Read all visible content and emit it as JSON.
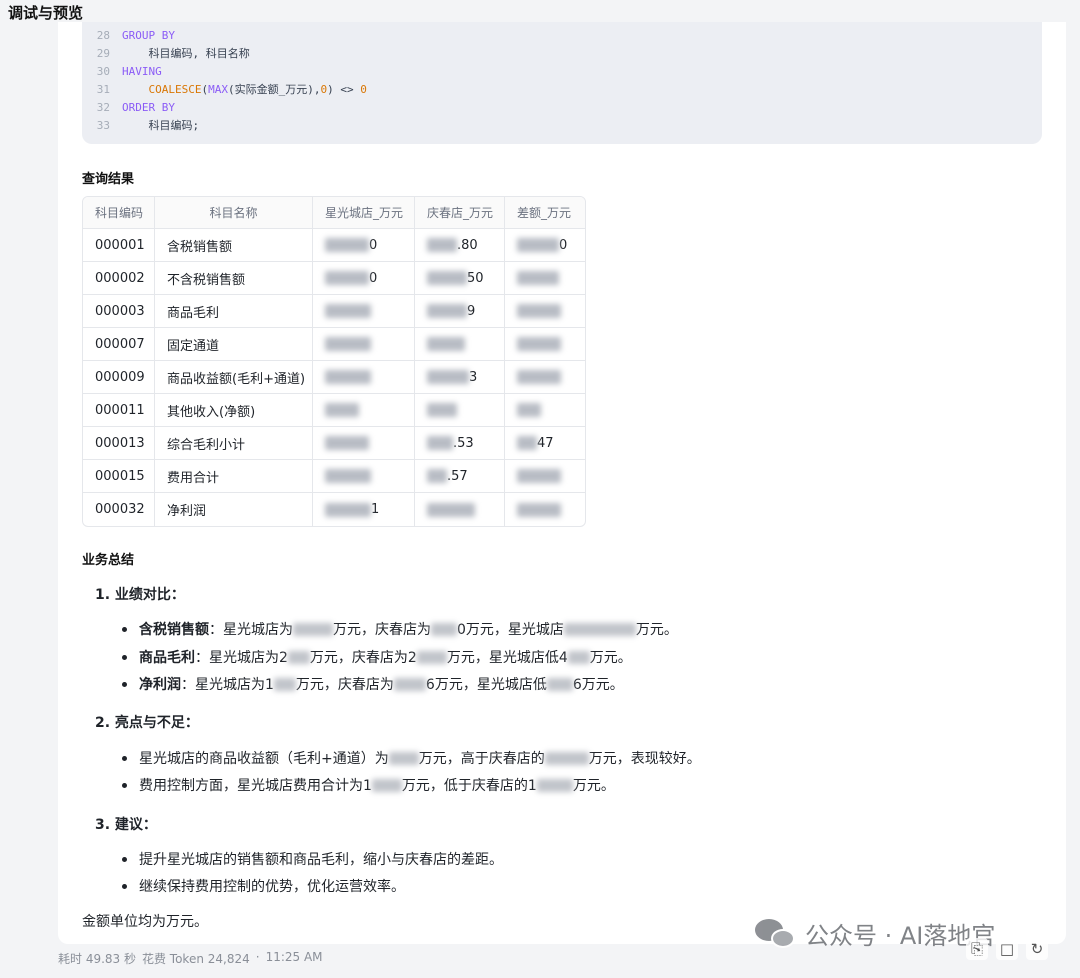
{
  "header": {
    "title": "调试与预览"
  },
  "code": {
    "lines": [
      {
        "num": "28",
        "indent": false,
        "tokens": [
          {
            "t": "GROUP BY",
            "c": "kw"
          }
        ]
      },
      {
        "num": "29",
        "indent": true,
        "tokens": [
          {
            "t": "科目编码, 科目名称",
            "c": "id"
          }
        ]
      },
      {
        "num": "30",
        "indent": false,
        "tokens": [
          {
            "t": "HAVING",
            "c": "kw"
          }
        ]
      },
      {
        "num": "31",
        "indent": true,
        "tokens": [
          {
            "t": "COALESCE",
            "c": "fn"
          },
          {
            "t": "(",
            "c": "id"
          },
          {
            "t": "MAX",
            "c": "kw"
          },
          {
            "t": "(实际金额_万元),",
            "c": "id"
          },
          {
            "t": "0",
            "c": "num"
          },
          {
            "t": ") <> ",
            "c": "id"
          },
          {
            "t": "0",
            "c": "num"
          }
        ]
      },
      {
        "num": "32",
        "indent": false,
        "tokens": [
          {
            "t": "ORDER BY",
            "c": "kw"
          }
        ]
      },
      {
        "num": "33",
        "indent": true,
        "tokens": [
          {
            "t": "科目编码;",
            "c": "id"
          }
        ]
      }
    ]
  },
  "results": {
    "title": "查询结果",
    "columns": [
      "科目编码",
      "科目名称",
      "星光城店_万元",
      "庆春店_万元",
      "差额_万元"
    ],
    "rows": [
      {
        "code": "000001",
        "name": "含税销售额",
        "a": "0",
        "b": ".80",
        "d": "0"
      },
      {
        "code": "000002",
        "name": "不含税销售额",
        "a": "0",
        "b": "50",
        "d": ""
      },
      {
        "code": "000003",
        "name": "商品毛利",
        "a": "",
        "b": "9",
        "d": ""
      },
      {
        "code": "000007",
        "name": "固定通道",
        "a": "",
        "b": "",
        "d": ""
      },
      {
        "code": "000009",
        "name": "商品收益额(毛利+通道)",
        "a": "",
        "b": "3",
        "d": ""
      },
      {
        "code": "000011",
        "name": "其他收入(净额)",
        "a": "",
        "b": "",
        "d": ""
      },
      {
        "code": "000013",
        "name": "综合毛利小计",
        "a": "",
        "b": ".53",
        "d": "47"
      },
      {
        "code": "000015",
        "name": "费用合计",
        "a": "",
        "b": ".57",
        "d": ""
      },
      {
        "code": "000032",
        "name": "净利润",
        "a": "1",
        "b": "",
        "d": ""
      }
    ]
  },
  "summary": {
    "title": "业务总结",
    "sections": [
      {
        "heading": "1. 业绩对比：",
        "bullets": [
          {
            "bold": "含税销售额",
            "parts": [
              "：星光城店为",
              "万元，庆春店为",
              "0万元，星光城店",
              "万元。"
            ]
          },
          {
            "bold": "商品毛利",
            "parts": [
              "：星光城店为2",
              "万元，庆春店为2",
              "万元，星光城店低4",
              "万元。"
            ]
          },
          {
            "bold": "净利润",
            "parts": [
              "：星光城店为1",
              "万元，庆春店为",
              "6万元，星光城店低",
              "6万元。"
            ]
          }
        ]
      },
      {
        "heading": "2. 亮点与不足：",
        "bullets": [
          {
            "bold": "",
            "parts": [
              "星光城店的商品收益额（毛利+通道）为",
              "万元，高于庆春店的",
              "万元，表现较好。"
            ]
          },
          {
            "bold": "",
            "parts": [
              "费用控制方面，星光城店费用合计为1",
              "万元，低于庆春店的1",
              "万元。"
            ]
          }
        ]
      },
      {
        "heading": "3. 建议：",
        "bullets": [
          {
            "bold": "",
            "parts": [
              "提升星光城店的销售额和商品毛利，缩小与庆春店的差距。"
            ]
          },
          {
            "bold": "",
            "parts": [
              "继续保持费用控制的优势，优化运营效率。"
            ]
          }
        ]
      }
    ],
    "note": "金额单位均为万元。"
  },
  "footer": {
    "elapsed": "耗时 49.83 秒",
    "tokens": "花费 Token 24,824",
    "sep": "·",
    "time": "11:25 AM"
  },
  "watermark": {
    "text": "公众号 · AI落地官"
  },
  "icons": {
    "copy": "copy-icon",
    "share": "share-icon",
    "refresh": "refresh-icon"
  }
}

= = = = = = =

#### [What to do]
Output a faithful copy of the data, with each picture left out.

#### [Correct output]
Read all visible content and emit it as JSON.
{
  "header": {
    "title": "调试与预览"
  },
  "code": {
    "lines": [
      {
        "num": "28",
        "indent": false,
        "tokens": [
          {
            "t": "GROUP BY",
            "c": "kw"
          }
        ]
      },
      {
        "num": "29",
        "indent": true,
        "tokens": [
          {
            "t": "科目编码, 科目名称",
            "c": "id"
          }
        ]
      },
      {
        "num": "30",
        "indent": false,
        "tokens": [
          {
            "t": "HAVING",
            "c": "kw"
          }
        ]
      },
      {
        "num": "31",
        "indent": true,
        "tokens": [
          {
            "t": "COALESCE",
            "c": "fn"
          },
          {
            "t": "(",
            "c": "id"
          },
          {
            "t": "MAX",
            "c": "kw"
          },
          {
            "t": "(实际金额_万元),",
            "c": "id"
          },
          {
            "t": "0",
            "c": "num"
          },
          {
            "t": ") <> ",
            "c": "id"
          },
          {
            "t": "0",
            "c": "num"
          }
        ]
      },
      {
        "num": "32",
        "indent": false,
        "tokens": [
          {
            "t": "ORDER BY",
            "c": "kw"
          }
        ]
      },
      {
        "num": "33",
        "indent": true,
        "tokens": [
          {
            "t": "科目编码;",
            "c": "id"
          }
        ]
      }
    ]
  },
  "results": {
    "title": "查询结果",
    "columns": [
      "科目编码",
      "科目名称",
      "星光城店_万元",
      "庆春店_万元",
      "差额_万元"
    ],
    "rows": [
      {
        "code": "000001",
        "name": "含税销售额",
        "a": "0",
        "b": ".80",
        "d": "0"
      },
      {
        "code": "000002",
        "name": "不含税销售额",
        "a": "0",
        "b": "50",
        "d": ""
      },
      {
        "code": "000003",
        "name": "商品毛利",
        "a": "",
        "b": "9",
        "d": ""
      },
      {
        "code": "000007",
        "name": "固定通道",
        "a": "",
        "b": "",
        "d": ""
      },
      {
        "code": "000009",
        "name": "商品收益额(毛利+通道)",
        "a": "",
        "b": "3",
        "d": ""
      },
      {
        "code": "000011",
        "name": "其他收入(净额)",
        "a": "",
        "b": "",
        "d": ""
      },
      {
        "code": "000013",
        "name": "综合毛利小计",
        "a": "",
        "b": ".53",
        "d": "47"
      },
      {
        "code": "000015",
        "name": "费用合计",
        "a": "",
        "b": ".57",
        "d": ""
      },
      {
        "code": "000032",
        "name": "净利润",
        "a": "1",
        "b": "",
        "d": ""
      }
    ]
  },
  "summary": {
    "title": "业务总结",
    "sections": [
      {
        "heading": "1. 业绩对比：",
        "bullets": [
          {
            "bold": "含税销售额",
            "parts": [
              "：星光城店为",
              "万元，庆春店为",
              "0万元，星光城店",
              "万元。"
            ]
          },
          {
            "bold": "商品毛利",
            "parts": [
              "：星光城店为2",
              "万元，庆春店为2",
              "万元，星光城店低4",
              "万元。"
            ]
          },
          {
            "bold": "净利润",
            "parts": [
              "：星光城店为1",
              "万元，庆春店为",
              "6万元，星光城店低",
              "6万元。"
            ]
          }
        ]
      },
      {
        "heading": "2. 亮点与不足：",
        "bullets": [
          {
            "bold": "",
            "parts": [
              "星光城店的商品收益额（毛利+通道）为",
              "万元，高于庆春店的",
              "万元，表现较好。"
            ]
          },
          {
            "bold": "",
            "parts": [
              "费用控制方面，星光城店费用合计为1",
              "万元，低于庆春店的1",
              "万元。"
            ]
          }
        ]
      },
      {
        "heading": "3. 建议：",
        "bullets": [
          {
            "bold": "",
            "parts": [
              "提升星光城店的销售额和商品毛利，缩小与庆春店的差距。"
            ]
          },
          {
            "bold": "",
            "parts": [
              "继续保持费用控制的优势，优化运营效率。"
            ]
          }
        ]
      }
    ],
    "note": "金额单位均为万元。"
  },
  "footer": {
    "elapsed": "耗时 49.83 秒",
    "tokens": "花费 Token 24,824",
    "sep": "·",
    "time": "11:25 AM"
  },
  "watermark": {
    "text": "公众号 · AI落地官"
  },
  "icons": {
    "copy": "copy-icon",
    "share": "share-icon",
    "refresh": "refresh-icon"
  }
}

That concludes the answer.